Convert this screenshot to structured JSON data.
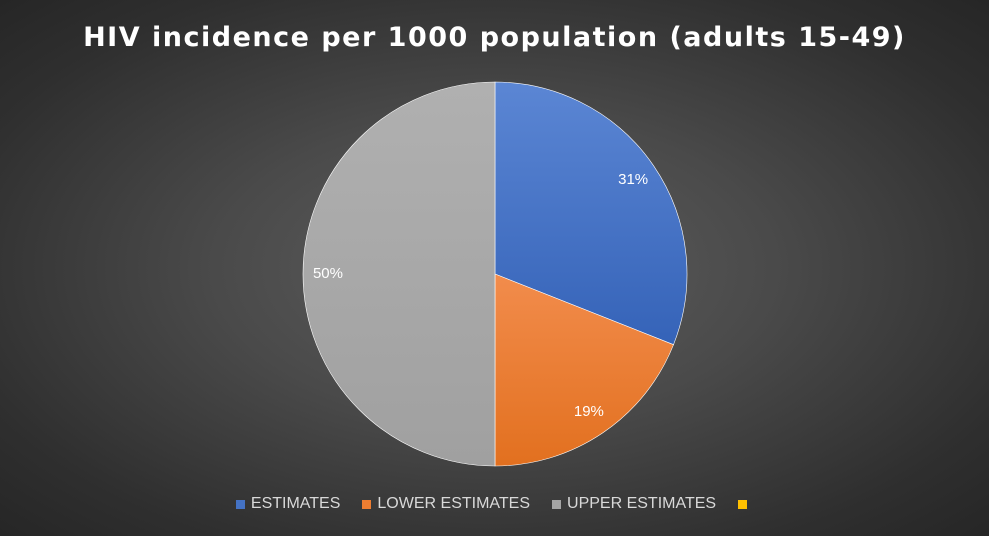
{
  "chart_data": {
    "type": "pie",
    "title": "HIV incidence per 1000 population (adults 15-49)",
    "slices": [
      {
        "label": "ESTIMATES",
        "percent": 31,
        "display": "31%",
        "color": "#4472c4",
        "labelColor": "#ffffff"
      },
      {
        "label": "LOWER ESTIMATES",
        "percent": 19,
        "display": "19%",
        "color": "#ed7d31",
        "labelColor": "#ffffff"
      },
      {
        "label": "UPPER ESTIMATES",
        "percent": 50,
        "display": "50%",
        "color": "#a5a5a5",
        "labelColor": "#ffffff"
      },
      {
        "label": "",
        "percent": 0,
        "display": "",
        "color": "#ffc000",
        "labelColor": "#ffffff"
      }
    ],
    "legend_position": "bottom",
    "start_angle_deg": 0,
    "direction": "clockwise"
  }
}
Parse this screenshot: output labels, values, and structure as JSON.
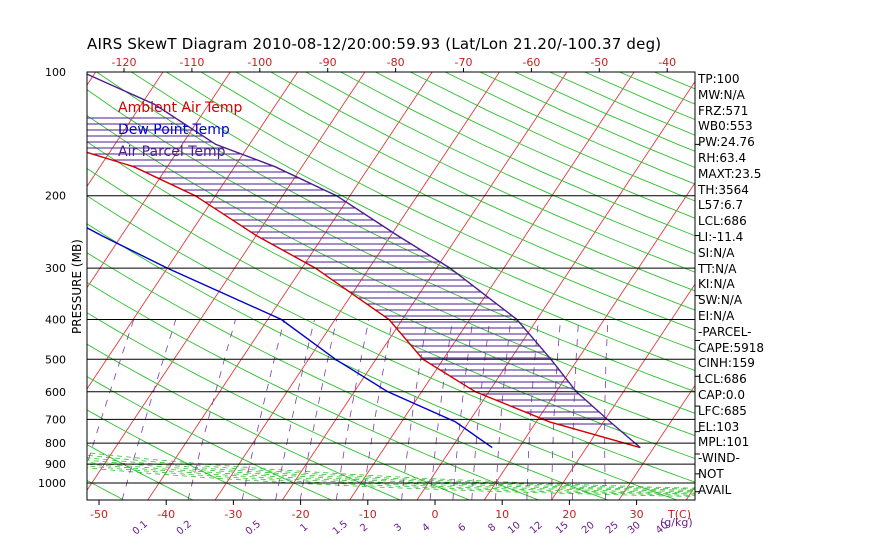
{
  "title": "AIRS SkewT Diagram 2010-08-12/20:00:59.93 (Lat/Lon 21.20/-100.37 deg)",
  "legend": [
    {
      "label": "Ambient Air Temp",
      "color": "#d40000"
    },
    {
      "label": "Dew Point Temp",
      "color": "#0000cc"
    },
    {
      "label": "Air Parcel Temp",
      "color": "#4b1d8f"
    }
  ],
  "stats": [
    "TP:100",
    "MW:N/A",
    "FRZ:571",
    "WB0:553",
    "PW:24.76",
    "RH:63.4",
    "MAXT:23.5",
    "TH:3564",
    "L57:6.7",
    "LCL:686",
    "LI:-11.4",
    "SI:N/A",
    "TT:N/A",
    "KI:N/A",
    "SW:N/A",
    "EI:N/A",
    "-PARCEL-",
    "CAPE:5918",
    "CINH:159",
    "LCL:686",
    "CAP:0.0",
    "LFC:685",
    "EL:103",
    "MPL:101",
    "-WIND-",
    "NOT",
    "AVAIL"
  ],
  "chart_data": {
    "type": "line",
    "title": "AIRS SkewT Diagram 2010-08-12/20:00:59.93 (Lat/Lon 21.20/-100.37 deg)",
    "ylabel": "PRESSURE (MB)",
    "pressure_levels": [
      100,
      200,
      300,
      400,
      500,
      600,
      700,
      800,
      900,
      1000
    ],
    "pressure_range": [
      1100,
      100
    ],
    "bottom_temp_ticks": [
      -50,
      -40,
      -30,
      -20,
      -10,
      0,
      10,
      20,
      30
    ],
    "bottom_temp_unit": "T(C)",
    "top_temp_ticks": [
      -120,
      -110,
      -100,
      -90,
      -80,
      -70,
      -60,
      -50,
      -40
    ],
    "mixing_ratio_ticks": [
      "0.1",
      "0.2",
      "0.5",
      "1",
      "1.5",
      "2",
      "3",
      "4",
      "6",
      "8",
      "10",
      "12",
      "15",
      "20",
      "25",
      "30",
      "40"
    ],
    "mixing_ratio_unit": "(g/kg)",
    "isotherms": true,
    "dry_adiabats": true,
    "moist_adiabats": true,
    "mixing_ratio_lines": true,
    "series": [
      {
        "name": "Ambient Air Temp",
        "color": "#d40000",
        "pressure": [
          820,
          710,
          600,
          500,
          400,
          300,
          250,
          200,
          170,
          150,
          120,
          100
        ],
        "temp": [
          38,
          22,
          8,
          -3,
          -12,
          -28,
          -40,
          -53,
          -65,
          -78,
          -84,
          -85
        ]
      },
      {
        "name": "Dew Point Temp",
        "color": "#0000cc",
        "pressure": [
          820,
          710,
          600,
          500,
          400,
          300,
          250,
          200,
          170,
          150,
          120,
          100
        ],
        "temp": [
          16,
          8,
          -5,
          -16,
          -28,
          -50,
          -63,
          -78,
          -91,
          -101,
          -108,
          -123
        ]
      },
      {
        "name": "Air Parcel Temp",
        "color": "#4b1d8f",
        "pressure": [
          820,
          710,
          600,
          500,
          400,
          300,
          250,
          200,
          170,
          150,
          120,
          100
        ],
        "temp": [
          38,
          31,
          23,
          16,
          7,
          -8,
          -19,
          -32,
          -44,
          -55,
          -68,
          -82
        ]
      }
    ]
  }
}
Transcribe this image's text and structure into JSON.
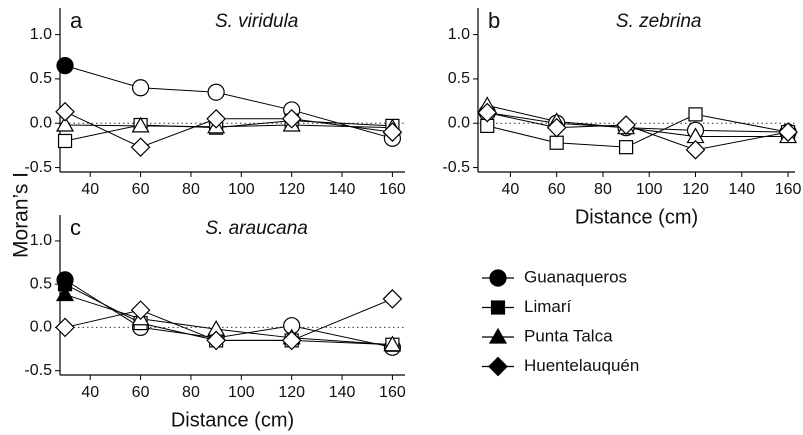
{
  "y_label": "Moran’s I",
  "chart_data": [
    {
      "type": "line",
      "letter": "a",
      "title": "S. viridula",
      "x": [
        30,
        60,
        90,
        120,
        160
      ],
      "xlim": [
        28,
        165
      ],
      "xticks": [
        40,
        60,
        80,
        100,
        120,
        140,
        160
      ],
      "ylim": [
        -0.55,
        1.3
      ],
      "yticks": [
        -0.5,
        {
          "value": 0,
          "label": "0.0"
        },
        0.5,
        {
          "value": 1,
          "label": "1.0"
        }
      ],
      "series": [
        {
          "name": "Guanaqueros",
          "marker": "circle",
          "color": "#000000",
          "values": [
            0.65,
            0.4,
            0.35,
            0.15,
            -0.17
          ],
          "filled": [
            true,
            false,
            false,
            false,
            false
          ]
        },
        {
          "name": "Limarí",
          "marker": "square",
          "color": "#000000",
          "values": [
            -0.2,
            -0.02,
            -0.05,
            0.03,
            -0.03
          ],
          "filled": [
            false,
            false,
            false,
            false,
            false
          ]
        },
        {
          "name": "Punta Talca",
          "marker": "triangle",
          "color": "#000000",
          "values": [
            -0.02,
            -0.03,
            -0.04,
            -0.02,
            -0.05
          ],
          "filled": [
            false,
            false,
            false,
            false,
            false
          ]
        },
        {
          "name": "Huentelauquén",
          "marker": "diamond",
          "color": "#000000",
          "values": [
            0.13,
            -0.27,
            0.05,
            0.05,
            -0.1
          ],
          "filled": [
            false,
            false,
            false,
            false,
            false
          ]
        }
      ]
    },
    {
      "type": "line",
      "letter": "b",
      "title": "S. zebrina",
      "x_label": "Distance (cm)",
      "x": [
        30,
        60,
        90,
        120,
        160
      ],
      "xlim": [
        26,
        163
      ],
      "xticks": [
        40,
        60,
        80,
        100,
        120,
        140,
        160
      ],
      "ylim": [
        -0.55,
        1.3
      ],
      "yticks": [
        -0.5,
        {
          "value": 0,
          "label": "0.0"
        },
        0.5,
        {
          "value": 1,
          "label": "1.0"
        }
      ],
      "series": [
        {
          "name": "Guanaqueros",
          "marker": "circle",
          "color": "#000000",
          "values": [
            0.12,
            0.0,
            -0.05,
            -0.08,
            -0.1
          ],
          "filled": [
            false,
            false,
            false,
            false,
            false
          ]
        },
        {
          "name": "Limarí",
          "marker": "square",
          "color": "#000000",
          "values": [
            -0.03,
            -0.22,
            -0.27,
            0.1,
            -0.1
          ],
          "filled": [
            false,
            false,
            false,
            false,
            false
          ]
        },
        {
          "name": "Punta Talca",
          "marker": "triangle",
          "color": "#000000",
          "values": [
            0.2,
            0.02,
            -0.05,
            -0.15,
            -0.15
          ],
          "filled": [
            false,
            false,
            false,
            false,
            false
          ]
        },
        {
          "name": "Huentelauquén",
          "marker": "diamond",
          "color": "#000000",
          "values": [
            0.12,
            -0.05,
            -0.02,
            -0.3,
            -0.1
          ],
          "filled": [
            false,
            false,
            false,
            false,
            false
          ]
        }
      ]
    },
    {
      "type": "line",
      "letter": "c",
      "title": "S. araucana",
      "x_label": "Distance (cm)",
      "x": [
        30,
        60,
        90,
        120,
        160
      ],
      "xlim": [
        28,
        165
      ],
      "xticks": [
        40,
        60,
        80,
        100,
        120,
        140,
        160
      ],
      "ylim": [
        -0.55,
        1.3
      ],
      "yticks": [
        -0.5,
        {
          "value": 0,
          "label": "0.0"
        },
        0.5,
        {
          "value": 1,
          "label": "1.0"
        }
      ],
      "series": [
        {
          "name": "Guanaqueros",
          "marker": "circle",
          "color": "#000000",
          "values": [
            0.55,
            0.0,
            -0.12,
            0.02,
            -0.23
          ],
          "filled": [
            true,
            false,
            false,
            false,
            false
          ]
        },
        {
          "name": "Limarí",
          "marker": "square",
          "color": "#000000",
          "values": [
            0.5,
            0.05,
            -0.15,
            -0.15,
            -0.2
          ],
          "filled": [
            true,
            false,
            false,
            false,
            false
          ]
        },
        {
          "name": "Punta Talca",
          "marker": "triangle",
          "color": "#000000",
          "values": [
            0.38,
            0.1,
            -0.02,
            -0.12,
            -0.2
          ],
          "filled": [
            true,
            false,
            false,
            false,
            false
          ]
        },
        {
          "name": "Huentelauquén",
          "marker": "diamond",
          "color": "#000000",
          "values": [
            0.0,
            0.2,
            -0.15,
            -0.15,
            0.33
          ],
          "filled": [
            false,
            false,
            false,
            false,
            false
          ]
        }
      ]
    }
  ]
}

### Task description
Gather each line holding the string "JSON".

### Result of the exercise
Convert this screenshot to structured JSON data.
Parse this screenshot: output labels, values, and structure as JSON.
Transcribe this image's text and structure into JSON.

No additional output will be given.